--- Start Data in this exercise ---

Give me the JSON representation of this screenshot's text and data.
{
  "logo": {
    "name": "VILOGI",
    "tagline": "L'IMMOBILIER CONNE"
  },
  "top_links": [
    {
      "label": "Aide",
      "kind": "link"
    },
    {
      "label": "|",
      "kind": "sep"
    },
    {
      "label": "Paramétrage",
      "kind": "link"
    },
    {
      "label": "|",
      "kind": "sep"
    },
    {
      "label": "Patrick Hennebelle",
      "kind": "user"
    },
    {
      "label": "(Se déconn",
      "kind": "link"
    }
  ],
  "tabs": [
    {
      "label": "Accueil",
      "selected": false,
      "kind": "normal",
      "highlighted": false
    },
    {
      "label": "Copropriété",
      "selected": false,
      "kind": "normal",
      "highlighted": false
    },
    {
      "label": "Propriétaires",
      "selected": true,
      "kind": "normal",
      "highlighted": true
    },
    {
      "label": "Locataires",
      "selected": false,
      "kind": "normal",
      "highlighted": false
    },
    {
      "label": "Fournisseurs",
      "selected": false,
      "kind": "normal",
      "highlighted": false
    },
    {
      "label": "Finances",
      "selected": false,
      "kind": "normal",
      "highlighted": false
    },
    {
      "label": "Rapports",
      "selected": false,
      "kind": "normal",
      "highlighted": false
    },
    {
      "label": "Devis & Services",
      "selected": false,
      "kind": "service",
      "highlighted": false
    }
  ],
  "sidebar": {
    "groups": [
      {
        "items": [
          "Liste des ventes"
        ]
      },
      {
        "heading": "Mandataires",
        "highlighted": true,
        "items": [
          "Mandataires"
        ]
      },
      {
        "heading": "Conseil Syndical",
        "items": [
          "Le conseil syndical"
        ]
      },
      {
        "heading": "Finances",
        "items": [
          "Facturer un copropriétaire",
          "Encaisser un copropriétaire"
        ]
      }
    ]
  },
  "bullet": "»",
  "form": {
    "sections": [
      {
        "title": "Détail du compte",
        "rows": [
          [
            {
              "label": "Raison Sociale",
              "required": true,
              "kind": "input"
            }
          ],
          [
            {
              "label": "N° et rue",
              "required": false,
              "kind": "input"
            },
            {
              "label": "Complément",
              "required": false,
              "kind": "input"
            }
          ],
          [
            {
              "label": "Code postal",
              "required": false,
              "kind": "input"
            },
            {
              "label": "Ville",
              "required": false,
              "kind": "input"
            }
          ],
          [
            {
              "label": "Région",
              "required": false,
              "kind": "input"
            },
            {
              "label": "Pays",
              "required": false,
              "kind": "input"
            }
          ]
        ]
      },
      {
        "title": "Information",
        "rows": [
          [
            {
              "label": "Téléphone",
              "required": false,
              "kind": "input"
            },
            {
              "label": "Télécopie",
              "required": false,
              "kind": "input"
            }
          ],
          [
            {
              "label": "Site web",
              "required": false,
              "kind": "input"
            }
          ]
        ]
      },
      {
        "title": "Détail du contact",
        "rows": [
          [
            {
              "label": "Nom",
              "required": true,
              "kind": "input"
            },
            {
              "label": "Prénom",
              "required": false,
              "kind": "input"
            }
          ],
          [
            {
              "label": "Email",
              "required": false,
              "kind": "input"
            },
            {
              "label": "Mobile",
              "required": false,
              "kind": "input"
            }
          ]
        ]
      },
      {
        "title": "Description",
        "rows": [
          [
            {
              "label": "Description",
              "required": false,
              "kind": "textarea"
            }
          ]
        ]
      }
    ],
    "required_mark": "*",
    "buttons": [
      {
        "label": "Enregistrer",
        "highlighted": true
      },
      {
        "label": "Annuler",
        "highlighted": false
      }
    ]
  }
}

--- End Data in this exercise ---

* [Instructions for the task] Please restate the data word for word, every record included.

* [Finished answer]
Give me the JSON representation of this screenshot's text and data.
{
  "logo": {
    "name": "VILOGI",
    "tagline": "L'IMMOBILIER CONNE"
  },
  "top_links": [
    {
      "label": "Aide",
      "kind": "link"
    },
    {
      "label": "|",
      "kind": "sep"
    },
    {
      "label": "Paramétrage",
      "kind": "link"
    },
    {
      "label": "|",
      "kind": "sep"
    },
    {
      "label": "Patrick Hennebelle",
      "kind": "user"
    },
    {
      "label": "(Se déconn",
      "kind": "link"
    }
  ],
  "tabs": [
    {
      "label": "Accueil",
      "selected": false,
      "kind": "normal",
      "highlighted": false
    },
    {
      "label": "Copropriété",
      "selected": false,
      "kind": "normal",
      "highlighted": false
    },
    {
      "label": "Propriétaires",
      "selected": true,
      "kind": "normal",
      "highlighted": true
    },
    {
      "label": "Locataires",
      "selected": false,
      "kind": "normal",
      "highlighted": false
    },
    {
      "label": "Fournisseurs",
      "selected": false,
      "kind": "normal",
      "highlighted": false
    },
    {
      "label": "Finances",
      "selected": false,
      "kind": "normal",
      "highlighted": false
    },
    {
      "label": "Rapports",
      "selected": false,
      "kind": "normal",
      "highlighted": false
    },
    {
      "label": "Devis & Services",
      "selected": false,
      "kind": "service",
      "highlighted": false
    }
  ],
  "sidebar": {
    "groups": [
      {
        "items": [
          "Liste des ventes"
        ]
      },
      {
        "heading": "Mandataires",
        "highlighted": true,
        "items": [
          "Mandataires"
        ]
      },
      {
        "heading": "Conseil Syndical",
        "items": [
          "Le conseil syndical"
        ]
      },
      {
        "heading": "Finances",
        "items": [
          "Facturer un copropriétaire",
          "Encaisser un copropriétaire"
        ]
      }
    ]
  },
  "bullet": "»",
  "form": {
    "sections": [
      {
        "title": "Détail du compte",
        "rows": [
          [
            {
              "label": "Raison Sociale",
              "required": true,
              "kind": "input"
            }
          ],
          [
            {
              "label": "N° et rue",
              "required": false,
              "kind": "input"
            },
            {
              "label": "Complément",
              "required": false,
              "kind": "input"
            }
          ],
          [
            {
              "label": "Code postal",
              "required": false,
              "kind": "input"
            },
            {
              "label": "Ville",
              "required": false,
              "kind": "input"
            }
          ],
          [
            {
              "label": "Région",
              "required": false,
              "kind": "input"
            },
            {
              "label": "Pays",
              "required": false,
              "kind": "input"
            }
          ]
        ]
      },
      {
        "title": "Information",
        "rows": [
          [
            {
              "label": "Téléphone",
              "required": false,
              "kind": "input"
            },
            {
              "label": "Télécopie",
              "required": false,
              "kind": "input"
            }
          ],
          [
            {
              "label": "Site web",
              "required": false,
              "kind": "input"
            }
          ]
        ]
      },
      {
        "title": "Détail du contact",
        "rows": [
          [
            {
              "label": "Nom",
              "required": true,
              "kind": "input"
            },
            {
              "label": "Prénom",
              "required": false,
              "kind": "input"
            }
          ],
          [
            {
              "label": "Email",
              "required": false,
              "kind": "input"
            },
            {
              "label": "Mobile",
              "required": false,
              "kind": "input"
            }
          ]
        ]
      },
      {
        "title": "Description",
        "rows": [
          [
            {
              "label": "Description",
              "required": false,
              "kind": "textarea"
            }
          ]
        ]
      }
    ],
    "required_mark": "*",
    "buttons": [
      {
        "label": "Enregistrer",
        "highlighted": true
      },
      {
        "label": "Annuler",
        "highlighted": false
      }
    ]
  }
}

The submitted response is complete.